◆ Input:
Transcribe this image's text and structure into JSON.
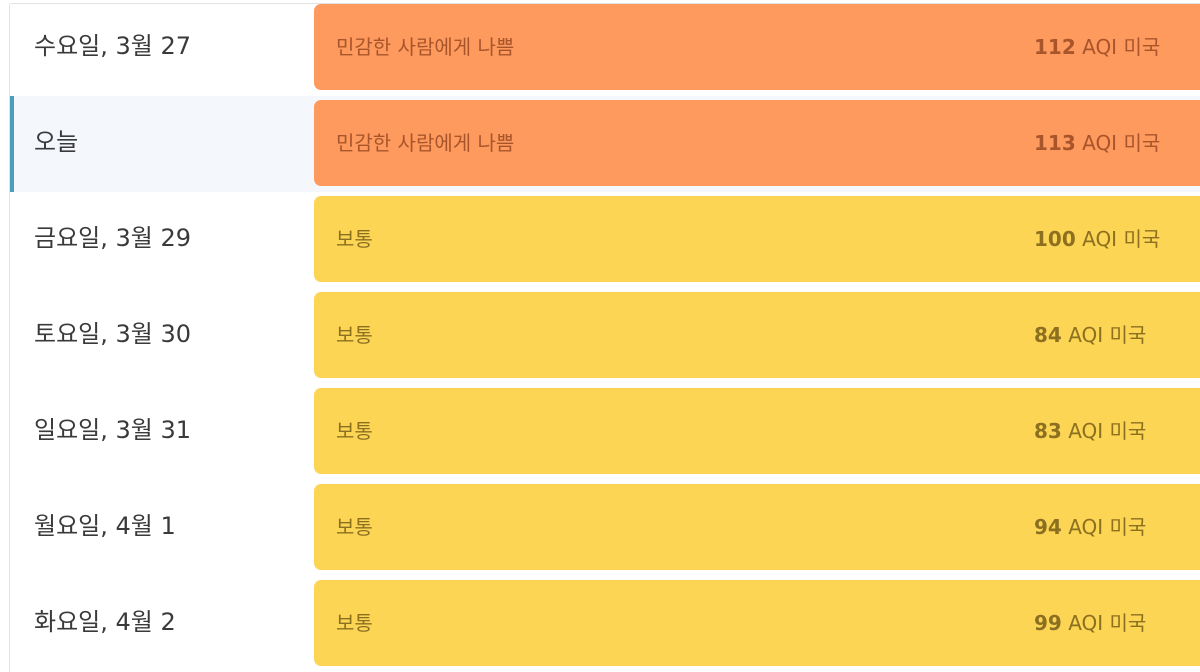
{
  "colors": {
    "unhealthy_sensitive": "#fe9a5d",
    "moderate": "#fcd555",
    "unhealthy_sensitive_text": "#a9552c",
    "moderate_text": "#8c7020",
    "today_accent": "#4a9fbd"
  },
  "rows": [
    {
      "day": "수요일, 3월 27",
      "category": "민감한 사람에게 나쁨",
      "aqi": "112",
      "unit": "AQI 미국",
      "level": "unhealthy_sensitive",
      "today": false
    },
    {
      "day": "오늘",
      "category": "민감한 사람에게 나쁨",
      "aqi": "113",
      "unit": "AQI 미국",
      "level": "unhealthy_sensitive",
      "today": true
    },
    {
      "day": "금요일, 3월 29",
      "category": "보통",
      "aqi": "100",
      "unit": "AQI 미국",
      "level": "moderate",
      "today": false
    },
    {
      "day": "토요일, 3월 30",
      "category": "보통",
      "aqi": "84",
      "unit": "AQI 미국",
      "level": "moderate",
      "today": false
    },
    {
      "day": "일요일, 3월 31",
      "category": "보통",
      "aqi": "83",
      "unit": "AQI 미국",
      "level": "moderate",
      "today": false
    },
    {
      "day": "월요일, 4월 1",
      "category": "보통",
      "aqi": "94",
      "unit": "AQI 미국",
      "level": "moderate",
      "today": false
    },
    {
      "day": "화요일, 4월 2",
      "category": "보통",
      "aqi": "99",
      "unit": "AQI 미국",
      "level": "moderate",
      "today": false
    }
  ]
}
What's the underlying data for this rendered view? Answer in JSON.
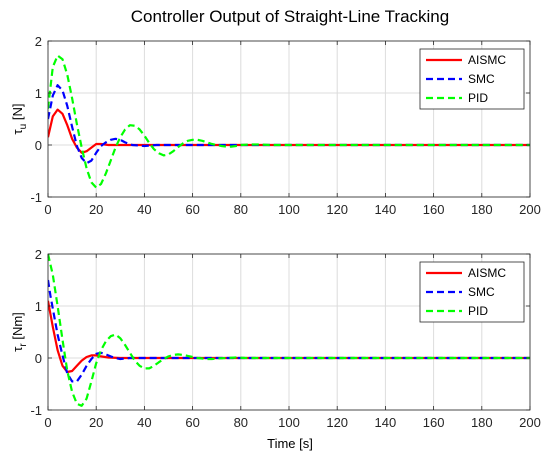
{
  "title": "Controller Output of Straight-Line Tracking",
  "xlabel": "Time [s]",
  "chart_data": [
    {
      "type": "line",
      "ylabel_main": "τ",
      "ylabel_sub": "u",
      "ylabel_unit": " [N]",
      "xlim": [
        0,
        200
      ],
      "ylim": [
        -1,
        2
      ],
      "xticks": [
        "0",
        "20",
        "40",
        "60",
        "80",
        "100",
        "120",
        "140",
        "160",
        "180",
        "200"
      ],
      "yticks": [
        "-1",
        "0",
        "1",
        "2"
      ],
      "grid": true,
      "legend_position": "top-right",
      "series": [
        {
          "name": "AISMC",
          "color": "#ff0000",
          "dash": "solid",
          "x": [
            0,
            2,
            4,
            6,
            8,
            10,
            12,
            14,
            16,
            18,
            20,
            22,
            25,
            30,
            200
          ],
          "y": [
            0.15,
            0.55,
            0.68,
            0.6,
            0.38,
            0.12,
            -0.05,
            -0.15,
            -0.12,
            -0.05,
            0.02,
            0.02,
            0.0,
            0.0,
            0.0
          ]
        },
        {
          "name": "SMC",
          "color": "#0000ff",
          "dash": "dashed",
          "x": [
            0,
            2,
            4,
            6,
            8,
            10,
            12,
            14,
            16,
            18,
            20,
            22,
            24,
            26,
            28,
            30,
            32,
            35,
            40,
            45,
            200
          ],
          "y": [
            0.5,
            0.95,
            1.15,
            1.05,
            0.75,
            0.35,
            -0.02,
            -0.25,
            -0.35,
            -0.3,
            -0.15,
            -0.02,
            0.05,
            0.1,
            0.12,
            0.1,
            0.05,
            0.0,
            -0.02,
            0.0,
            0.0
          ]
        },
        {
          "name": "PID",
          "color": "#00ff00",
          "dash": "dashed",
          "x": [
            0,
            2,
            4,
            6,
            8,
            10,
            12,
            14,
            16,
            18,
            20,
            22,
            24,
            26,
            28,
            30,
            32,
            34,
            36,
            38,
            40,
            42,
            44,
            46,
            48,
            50,
            52,
            54,
            56,
            58,
            60,
            62,
            64,
            66,
            68,
            70,
            72,
            74,
            76,
            78,
            80,
            84,
            88,
            92,
            96,
            100,
            200
          ],
          "y": [
            0.7,
            1.5,
            1.72,
            1.65,
            1.35,
            0.9,
            0.4,
            -0.05,
            -0.45,
            -0.72,
            -0.82,
            -0.75,
            -0.55,
            -0.3,
            -0.05,
            0.15,
            0.3,
            0.38,
            0.37,
            0.3,
            0.18,
            0.04,
            -0.08,
            -0.16,
            -0.2,
            -0.18,
            -0.12,
            -0.04,
            0.03,
            0.08,
            0.1,
            0.1,
            0.08,
            0.05,
            0.02,
            0.0,
            -0.02,
            -0.03,
            -0.03,
            -0.02,
            0.0,
            0.01,
            0.01,
            0.0,
            0.0,
            0.0,
            0.0
          ]
        }
      ]
    },
    {
      "type": "line",
      "ylabel_main": "τ",
      "ylabel_sub": "r",
      "ylabel_unit": " [Nm]",
      "xlim": [
        0,
        200
      ],
      "ylim": [
        -1,
        2
      ],
      "xticks": [
        "0",
        "20",
        "40",
        "60",
        "80",
        "100",
        "120",
        "140",
        "160",
        "180",
        "200"
      ],
      "yticks": [
        "-1",
        "0",
        "1",
        "2"
      ],
      "grid": true,
      "legend_position": "top-right",
      "series": [
        {
          "name": "AISMC",
          "color": "#ff0000",
          "dash": "solid",
          "x": [
            0,
            1,
            2,
            4,
            6,
            8,
            10,
            12,
            14,
            16,
            18,
            20,
            22,
            25,
            30,
            200
          ],
          "y": [
            1.1,
            0.85,
            0.6,
            0.15,
            -0.15,
            -0.27,
            -0.25,
            -0.15,
            -0.05,
            0.02,
            0.05,
            0.05,
            0.03,
            0.01,
            0.0,
            0.0
          ]
        },
        {
          "name": "SMC",
          "color": "#0000ff",
          "dash": "dashed",
          "x": [
            0,
            1,
            2,
            4,
            6,
            8,
            10,
            12,
            14,
            16,
            18,
            20,
            22,
            24,
            26,
            28,
            30,
            34,
            40,
            200
          ],
          "y": [
            1.5,
            1.2,
            0.95,
            0.45,
            0.05,
            -0.3,
            -0.45,
            -0.45,
            -0.32,
            -0.15,
            -0.02,
            0.08,
            0.1,
            0.07,
            0.03,
            0.0,
            -0.02,
            0.0,
            0.0,
            0.0
          ]
        },
        {
          "name": "PID",
          "color": "#00ff00",
          "dash": "dashed",
          "x": [
            0,
            2,
            4,
            6,
            8,
            10,
            12,
            14,
            16,
            18,
            20,
            22,
            24,
            26,
            28,
            30,
            32,
            34,
            36,
            38,
            40,
            42,
            44,
            46,
            48,
            50,
            52,
            54,
            56,
            58,
            60,
            62,
            64,
            66,
            68,
            70,
            74,
            78,
            82,
            86,
            90,
            200
          ],
          "y": [
            2.0,
            1.6,
            1.0,
            0.35,
            -0.25,
            -0.65,
            -0.88,
            -0.92,
            -0.78,
            -0.45,
            -0.1,
            0.15,
            0.32,
            0.42,
            0.45,
            0.38,
            0.25,
            0.1,
            -0.05,
            -0.15,
            -0.2,
            -0.2,
            -0.15,
            -0.08,
            -0.02,
            0.03,
            0.06,
            0.07,
            0.06,
            0.04,
            0.02,
            0.0,
            -0.01,
            -0.02,
            -0.02,
            -0.01,
            0.0,
            0.01,
            0.0,
            0.0,
            0.0,
            0.0
          ]
        }
      ]
    }
  ]
}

◆ Problem to work on: Quote the preceding listing precisely and completely, omitting its images.

◆ Answer to the exercise:
Transcribe this image's text and structure into JSON.
{
  "colors": {
    "unhealthy_sensitive": "#fe9a5d",
    "moderate": "#fcd555",
    "unhealthy_sensitive_text": "#a9552c",
    "moderate_text": "#8c7020",
    "today_accent": "#4a9fbd"
  },
  "rows": [
    {
      "day": "수요일, 3월 27",
      "category": "민감한 사람에게 나쁨",
      "aqi": "112",
      "unit": "AQI 미국",
      "level": "unhealthy_sensitive",
      "today": false
    },
    {
      "day": "오늘",
      "category": "민감한 사람에게 나쁨",
      "aqi": "113",
      "unit": "AQI 미국",
      "level": "unhealthy_sensitive",
      "today": true
    },
    {
      "day": "금요일, 3월 29",
      "category": "보통",
      "aqi": "100",
      "unit": "AQI 미국",
      "level": "moderate",
      "today": false
    },
    {
      "day": "토요일, 3월 30",
      "category": "보통",
      "aqi": "84",
      "unit": "AQI 미국",
      "level": "moderate",
      "today": false
    },
    {
      "day": "일요일, 3월 31",
      "category": "보통",
      "aqi": "83",
      "unit": "AQI 미국",
      "level": "moderate",
      "today": false
    },
    {
      "day": "월요일, 4월 1",
      "category": "보통",
      "aqi": "94",
      "unit": "AQI 미국",
      "level": "moderate",
      "today": false
    },
    {
      "day": "화요일, 4월 2",
      "category": "보통",
      "aqi": "99",
      "unit": "AQI 미국",
      "level": "moderate",
      "today": false
    }
  ]
}
What's the underlying data for this rendered view? Answer in JSON.
{
  "title": "Controller Output of Straight-Line Tracking",
  "xlabel": "Time [s]",
  "chart_data": [
    {
      "type": "line",
      "ylabel_main": "τ",
      "ylabel_sub": "u",
      "ylabel_unit": " [N]",
      "xlim": [
        0,
        200
      ],
      "ylim": [
        -1,
        2
      ],
      "xticks": [
        "0",
        "20",
        "40",
        "60",
        "80",
        "100",
        "120",
        "140",
        "160",
        "180",
        "200"
      ],
      "yticks": [
        "-1",
        "0",
        "1",
        "2"
      ],
      "grid": true,
      "legend_position": "top-right",
      "series": [
        {
          "name": "AISMC",
          "color": "#ff0000",
          "dash": "solid",
          "x": [
            0,
            2,
            4,
            6,
            8,
            10,
            12,
            14,
            16,
            18,
            20,
            22,
            25,
            30,
            200
          ],
          "y": [
            0.15,
            0.55,
            0.68,
            0.6,
            0.38,
            0.12,
            -0.05,
            -0.15,
            -0.12,
            -0.05,
            0.02,
            0.02,
            0.0,
            0.0,
            0.0
          ]
        },
        {
          "name": "SMC",
          "color": "#0000ff",
          "dash": "dashed",
          "x": [
            0,
            2,
            4,
            6,
            8,
            10,
            12,
            14,
            16,
            18,
            20,
            22,
            24,
            26,
            28,
            30,
            32,
            35,
            40,
            45,
            200
          ],
          "y": [
            0.5,
            0.95,
            1.15,
            1.05,
            0.75,
            0.35,
            -0.02,
            -0.25,
            -0.35,
            -0.3,
            -0.15,
            -0.02,
            0.05,
            0.1,
            0.12,
            0.1,
            0.05,
            0.0,
            -0.02,
            0.0,
            0.0
          ]
        },
        {
          "name": "PID",
          "color": "#00ff00",
          "dash": "dashed",
          "x": [
            0,
            2,
            4,
            6,
            8,
            10,
            12,
            14,
            16,
            18,
            20,
            22,
            24,
            26,
            28,
            30,
            32,
            34,
            36,
            38,
            40,
            42,
            44,
            46,
            48,
            50,
            52,
            54,
            56,
            58,
            60,
            62,
            64,
            66,
            68,
            70,
            72,
            74,
            76,
            78,
            80,
            84,
            88,
            92,
            96,
            100,
            200
          ],
          "y": [
            0.7,
            1.5,
            1.72,
            1.65,
            1.35,
            0.9,
            0.4,
            -0.05,
            -0.45,
            -0.72,
            -0.82,
            -0.75,
            -0.55,
            -0.3,
            -0.05,
            0.15,
            0.3,
            0.38,
            0.37,
            0.3,
            0.18,
            0.04,
            -0.08,
            -0.16,
            -0.2,
            -0.18,
            -0.12,
            -0.04,
            0.03,
            0.08,
            0.1,
            0.1,
            0.08,
            0.05,
            0.02,
            0.0,
            -0.02,
            -0.03,
            -0.03,
            -0.02,
            0.0,
            0.01,
            0.01,
            0.0,
            0.0,
            0.0,
            0.0
          ]
        }
      ]
    },
    {
      "type": "line",
      "ylabel_main": "τ",
      "ylabel_sub": "r",
      "ylabel_unit": " [Nm]",
      "xlim": [
        0,
        200
      ],
      "ylim": [
        -1,
        2
      ],
      "xticks": [
        "0",
        "20",
        "40",
        "60",
        "80",
        "100",
        "120",
        "140",
        "160",
        "180",
        "200"
      ],
      "yticks": [
        "-1",
        "0",
        "1",
        "2"
      ],
      "grid": true,
      "legend_position": "top-right",
      "series": [
        {
          "name": "AISMC",
          "color": "#ff0000",
          "dash": "solid",
          "x": [
            0,
            1,
            2,
            4,
            6,
            8,
            10,
            12,
            14,
            16,
            18,
            20,
            22,
            25,
            30,
            200
          ],
          "y": [
            1.1,
            0.85,
            0.6,
            0.15,
            -0.15,
            -0.27,
            -0.25,
            -0.15,
            -0.05,
            0.02,
            0.05,
            0.05,
            0.03,
            0.01,
            0.0,
            0.0
          ]
        },
        {
          "name": "SMC",
          "color": "#0000ff",
          "dash": "dashed",
          "x": [
            0,
            1,
            2,
            4,
            6,
            8,
            10,
            12,
            14,
            16,
            18,
            20,
            22,
            24,
            26,
            28,
            30,
            34,
            40,
            200
          ],
          "y": [
            1.5,
            1.2,
            0.95,
            0.45,
            0.05,
            -0.3,
            -0.45,
            -0.45,
            -0.32,
            -0.15,
            -0.02,
            0.08,
            0.1,
            0.07,
            0.03,
            0.0,
            -0.02,
            0.0,
            0.0,
            0.0
          ]
        },
        {
          "name": "PID",
          "color": "#00ff00",
          "dash": "dashed",
          "x": [
            0,
            2,
            4,
            6,
            8,
            10,
            12,
            14,
            16,
            18,
            20,
            22,
            24,
            26,
            28,
            30,
            32,
            34,
            36,
            38,
            40,
            42,
            44,
            46,
            48,
            50,
            52,
            54,
            56,
            58,
            60,
            62,
            64,
            66,
            68,
            70,
            74,
            78,
            82,
            86,
            90,
            200
          ],
          "y": [
            2.0,
            1.6,
            1.0,
            0.35,
            -0.25,
            -0.65,
            -0.88,
            -0.92,
            -0.78,
            -0.45,
            -0.1,
            0.15,
            0.32,
            0.42,
            0.45,
            0.38,
            0.25,
            0.1,
            -0.05,
            -0.15,
            -0.2,
            -0.2,
            -0.15,
            -0.08,
            -0.02,
            0.03,
            0.06,
            0.07,
            0.06,
            0.04,
            0.02,
            0.0,
            -0.01,
            -0.02,
            -0.02,
            -0.01,
            0.0,
            0.01,
            0.0,
            0.0,
            0.0,
            0.0
          ]
        }
      ]
    }
  ]
}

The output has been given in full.